» Listing:

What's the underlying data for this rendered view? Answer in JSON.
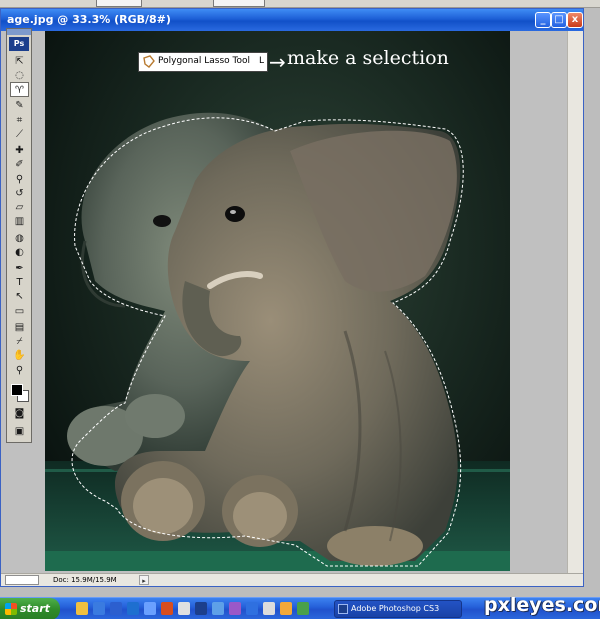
{
  "window": {
    "title": "age.jpg @ 33.3% (RGB/8#)",
    "buttons": [
      "_",
      "□",
      "x"
    ]
  },
  "toolbox": {
    "logo": "Ps",
    "tools": [
      {
        "name": "move-tool",
        "glyph": "⇱"
      },
      {
        "name": "marquee-tool",
        "glyph": "◌"
      },
      {
        "name": "lasso-tool",
        "glyph": "♈",
        "active": true
      },
      {
        "name": "quick-selection-tool",
        "glyph": "✎"
      },
      {
        "name": "crop-tool",
        "glyph": "⌗"
      },
      {
        "name": "slice-tool",
        "glyph": "⟋"
      },
      {
        "name": "healing-brush-tool",
        "glyph": "✚"
      },
      {
        "name": "brush-tool",
        "glyph": "✐"
      },
      {
        "name": "clone-stamp-tool",
        "glyph": "⚲"
      },
      {
        "name": "history-brush-tool",
        "glyph": "↺"
      },
      {
        "name": "eraser-tool",
        "glyph": "▱"
      },
      {
        "name": "gradient-tool",
        "glyph": "▥"
      },
      {
        "name": "blur-tool",
        "glyph": "◍"
      },
      {
        "name": "dodge-tool",
        "glyph": "◐"
      },
      {
        "name": "pen-tool",
        "glyph": "✒"
      },
      {
        "name": "type-tool",
        "glyph": "T"
      },
      {
        "name": "path-selection-tool",
        "glyph": "↖"
      },
      {
        "name": "shape-tool",
        "glyph": "▭"
      },
      {
        "name": "notes-tool",
        "glyph": "▤"
      },
      {
        "name": "eyedropper-tool",
        "glyph": "⌿"
      },
      {
        "name": "hand-tool",
        "glyph": "✋"
      },
      {
        "name": "zoom-tool",
        "glyph": "⚲"
      }
    ]
  },
  "callout": {
    "tool_name": "Polygonal Lasso Tool",
    "shortcut": "L",
    "arrow": "→",
    "caption": "make a selection"
  },
  "statusbar": {
    "doc": "Doc: 15.9M/15.9M",
    "arrow": "▸"
  },
  "taskbar": {
    "start": "start",
    "active_item": "Adobe Photoshop CS3"
  },
  "watermark": "pxleyes.com",
  "colors": {
    "titlebar": "#1d5fd6",
    "taskbar": "#245ed8",
    "start": "#2f8c2a",
    "background": "#0c1612"
  }
}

» Required task: Reproduce each entry verbatim, excluding any embedded images.

» Result of the exercise:
What's the underlying data for this rendered view? Answer in JSON.
{
  "window": {
    "title": "age.jpg @ 33.3% (RGB/8#)",
    "buttons": [
      "_",
      "□",
      "x"
    ]
  },
  "toolbox": {
    "logo": "Ps",
    "tools": [
      {
        "name": "move-tool",
        "glyph": "⇱"
      },
      {
        "name": "marquee-tool",
        "glyph": "◌"
      },
      {
        "name": "lasso-tool",
        "glyph": "♈",
        "active": true
      },
      {
        "name": "quick-selection-tool",
        "glyph": "✎"
      },
      {
        "name": "crop-tool",
        "glyph": "⌗"
      },
      {
        "name": "slice-tool",
        "glyph": "⟋"
      },
      {
        "name": "healing-brush-tool",
        "glyph": "✚"
      },
      {
        "name": "brush-tool",
        "glyph": "✐"
      },
      {
        "name": "clone-stamp-tool",
        "glyph": "⚲"
      },
      {
        "name": "history-brush-tool",
        "glyph": "↺"
      },
      {
        "name": "eraser-tool",
        "glyph": "▱"
      },
      {
        "name": "gradient-tool",
        "glyph": "▥"
      },
      {
        "name": "blur-tool",
        "glyph": "◍"
      },
      {
        "name": "dodge-tool",
        "glyph": "◐"
      },
      {
        "name": "pen-tool",
        "glyph": "✒"
      },
      {
        "name": "type-tool",
        "glyph": "T"
      },
      {
        "name": "path-selection-tool",
        "glyph": "↖"
      },
      {
        "name": "shape-tool",
        "glyph": "▭"
      },
      {
        "name": "notes-tool",
        "glyph": "▤"
      },
      {
        "name": "eyedropper-tool",
        "glyph": "⌿"
      },
      {
        "name": "hand-tool",
        "glyph": "✋"
      },
      {
        "name": "zoom-tool",
        "glyph": "⚲"
      }
    ]
  },
  "callout": {
    "tool_name": "Polygonal Lasso Tool",
    "shortcut": "L",
    "arrow": "→",
    "caption": "make a selection"
  },
  "statusbar": {
    "doc": "Doc: 15.9M/15.9M",
    "arrow": "▸"
  },
  "taskbar": {
    "start": "start",
    "active_item": "Adobe Photoshop CS3"
  },
  "watermark": "pxleyes.com",
  "colors": {
    "titlebar": "#1d5fd6",
    "taskbar": "#245ed8",
    "start": "#2f8c2a",
    "background": "#0c1612"
  }
}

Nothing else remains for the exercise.